[start]

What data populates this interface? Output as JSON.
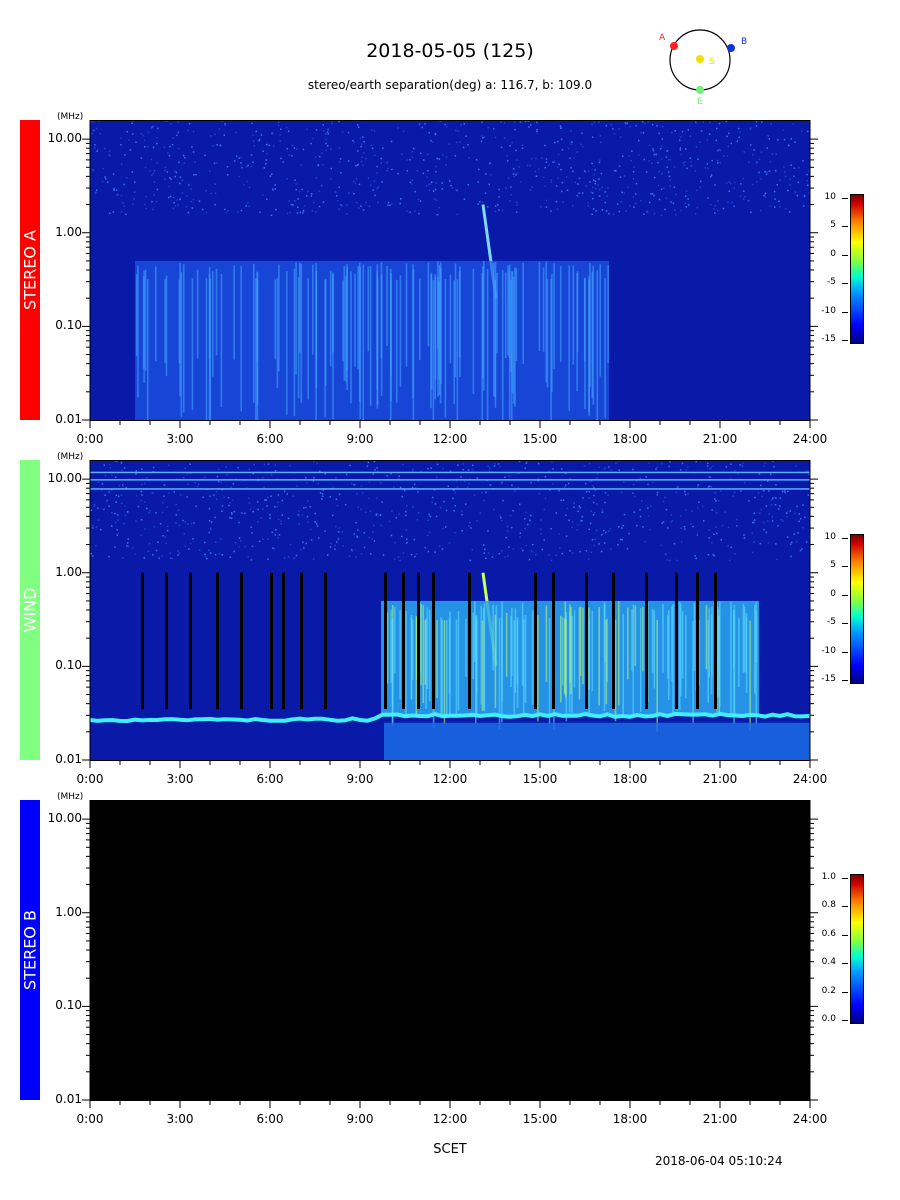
{
  "header": {
    "title": "2018-05-05 (125)",
    "subtitle": "stereo/earth separation(deg) a: 116.7, b: 109.0"
  },
  "orbit_diagram": {
    "labels": {
      "a": "A",
      "b": "B",
      "s": "S",
      "e": "E"
    },
    "colors": {
      "a": "#ff2020",
      "b": "#1030e0",
      "s": "#f0e000",
      "e": "#70f070"
    }
  },
  "footer": {
    "xlabel": "SCET",
    "timestamp": "2018-06-04 05:10:24"
  },
  "chart_data": [
    {
      "type": "heatmap",
      "name": "STEREO A",
      "label_color": "#ff0000",
      "unit": "(MHz)",
      "y_ticks": [
        "10.00",
        "1.00",
        "0.10",
        "0.01"
      ],
      "x_ticks": [
        "0:00",
        "3:00",
        "6:00",
        "9:00",
        "12:00",
        "15:00",
        "18:00",
        "21:00",
        "24:00"
      ],
      "x_range": [
        0,
        24
      ],
      "y_range_mhz": [
        0.01,
        16
      ],
      "y_scale": "log",
      "colorbar": {
        "ticks": [
          "10",
          "5",
          "0",
          "-5",
          "-10",
          "-15"
        ],
        "range": [
          -15,
          10
        ]
      },
      "features": [
        {
          "type": "burst",
          "time_hours": 13.2,
          "freq_mhz": [
            0.2,
            2.0
          ]
        },
        {
          "type": "band",
          "time_hours": [
            1.5,
            17.3
          ],
          "freq_mhz": [
            0.01,
            0.5
          ]
        }
      ]
    },
    {
      "type": "heatmap",
      "name": "WIND",
      "label_color": "#80ff80",
      "unit": "(MHz)",
      "y_ticks": [
        "10.00",
        "1.00",
        "0.10",
        "0.01"
      ],
      "x_ticks": [
        "0:00",
        "3:00",
        "6:00",
        "9:00",
        "12:00",
        "15:00",
        "18:00",
        "21:00",
        "24:00"
      ],
      "x_range": [
        0,
        24
      ],
      "y_range_mhz": [
        0.01,
        16
      ],
      "y_scale": "log",
      "colorbar": {
        "ticks": [
          "10",
          "5",
          "0",
          "-5",
          "-10",
          "-15"
        ],
        "range": [
          -15,
          10
        ]
      },
      "features": [
        {
          "type": "burst",
          "time_hours": 13.2,
          "freq_mhz": [
            0.1,
            1.0
          ]
        },
        {
          "type": "band",
          "time_hours": [
            9.7,
            22.3
          ],
          "freq_mhz": [
            0.03,
            0.5
          ]
        }
      ]
    },
    {
      "type": "heatmap",
      "name": "STEREO B",
      "label_color": "#0000ff",
      "unit": "(MHz)",
      "y_ticks": [
        "10.00",
        "1.00",
        "0.10",
        "0.01"
      ],
      "x_ticks": [
        "0:00",
        "3:00",
        "6:00",
        "9:00",
        "12:00",
        "15:00",
        "18:00",
        "21:00",
        "24:00"
      ],
      "x_range": [
        0,
        24
      ],
      "y_range_mhz": [
        0.01,
        16
      ],
      "y_scale": "log",
      "colorbar": {
        "ticks": [
          "1.0",
          "0.8",
          "0.6",
          "0.4",
          "0.2",
          "0.0"
        ],
        "range": [
          0,
          1
        ]
      },
      "features": []
    }
  ]
}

[end]

_Exercise aim_: Take the listing above and print it exactly, apart from the pictures.

_Answer to this problem_:
What data populates this interface? Output as JSON.
{
  "header": {
    "title": "2018-05-05 (125)",
    "subtitle": "stereo/earth separation(deg) a: 116.7, b: 109.0"
  },
  "orbit_diagram": {
    "labels": {
      "a": "A",
      "b": "B",
      "s": "S",
      "e": "E"
    },
    "colors": {
      "a": "#ff2020",
      "b": "#1030e0",
      "s": "#f0e000",
      "e": "#70f070"
    }
  },
  "footer": {
    "xlabel": "SCET",
    "timestamp": "2018-06-04 05:10:24"
  },
  "chart_data": [
    {
      "type": "heatmap",
      "name": "STEREO A",
      "label_color": "#ff0000",
      "unit": "(MHz)",
      "y_ticks": [
        "10.00",
        "1.00",
        "0.10",
        "0.01"
      ],
      "x_ticks": [
        "0:00",
        "3:00",
        "6:00",
        "9:00",
        "12:00",
        "15:00",
        "18:00",
        "21:00",
        "24:00"
      ],
      "x_range": [
        0,
        24
      ],
      "y_range_mhz": [
        0.01,
        16
      ],
      "y_scale": "log",
      "colorbar": {
        "ticks": [
          "10",
          "5",
          "0",
          "-5",
          "-10",
          "-15"
        ],
        "range": [
          -15,
          10
        ]
      },
      "features": [
        {
          "type": "burst",
          "time_hours": 13.2,
          "freq_mhz": [
            0.2,
            2.0
          ]
        },
        {
          "type": "band",
          "time_hours": [
            1.5,
            17.3
          ],
          "freq_mhz": [
            0.01,
            0.5
          ]
        }
      ]
    },
    {
      "type": "heatmap",
      "name": "WIND",
      "label_color": "#80ff80",
      "unit": "(MHz)",
      "y_ticks": [
        "10.00",
        "1.00",
        "0.10",
        "0.01"
      ],
      "x_ticks": [
        "0:00",
        "3:00",
        "6:00",
        "9:00",
        "12:00",
        "15:00",
        "18:00",
        "21:00",
        "24:00"
      ],
      "x_range": [
        0,
        24
      ],
      "y_range_mhz": [
        0.01,
        16
      ],
      "y_scale": "log",
      "colorbar": {
        "ticks": [
          "10",
          "5",
          "0",
          "-5",
          "-10",
          "-15"
        ],
        "range": [
          -15,
          10
        ]
      },
      "features": [
        {
          "type": "burst",
          "time_hours": 13.2,
          "freq_mhz": [
            0.1,
            1.0
          ]
        },
        {
          "type": "band",
          "time_hours": [
            9.7,
            22.3
          ],
          "freq_mhz": [
            0.03,
            0.5
          ]
        }
      ]
    },
    {
      "type": "heatmap",
      "name": "STEREO B",
      "label_color": "#0000ff",
      "unit": "(MHz)",
      "y_ticks": [
        "10.00",
        "1.00",
        "0.10",
        "0.01"
      ],
      "x_ticks": [
        "0:00",
        "3:00",
        "6:00",
        "9:00",
        "12:00",
        "15:00",
        "18:00",
        "21:00",
        "24:00"
      ],
      "x_range": [
        0,
        24
      ],
      "y_range_mhz": [
        0.01,
        16
      ],
      "y_scale": "log",
      "colorbar": {
        "ticks": [
          "1.0",
          "0.8",
          "0.6",
          "0.4",
          "0.2",
          "0.0"
        ],
        "range": [
          0,
          1
        ]
      },
      "features": []
    }
  ]
}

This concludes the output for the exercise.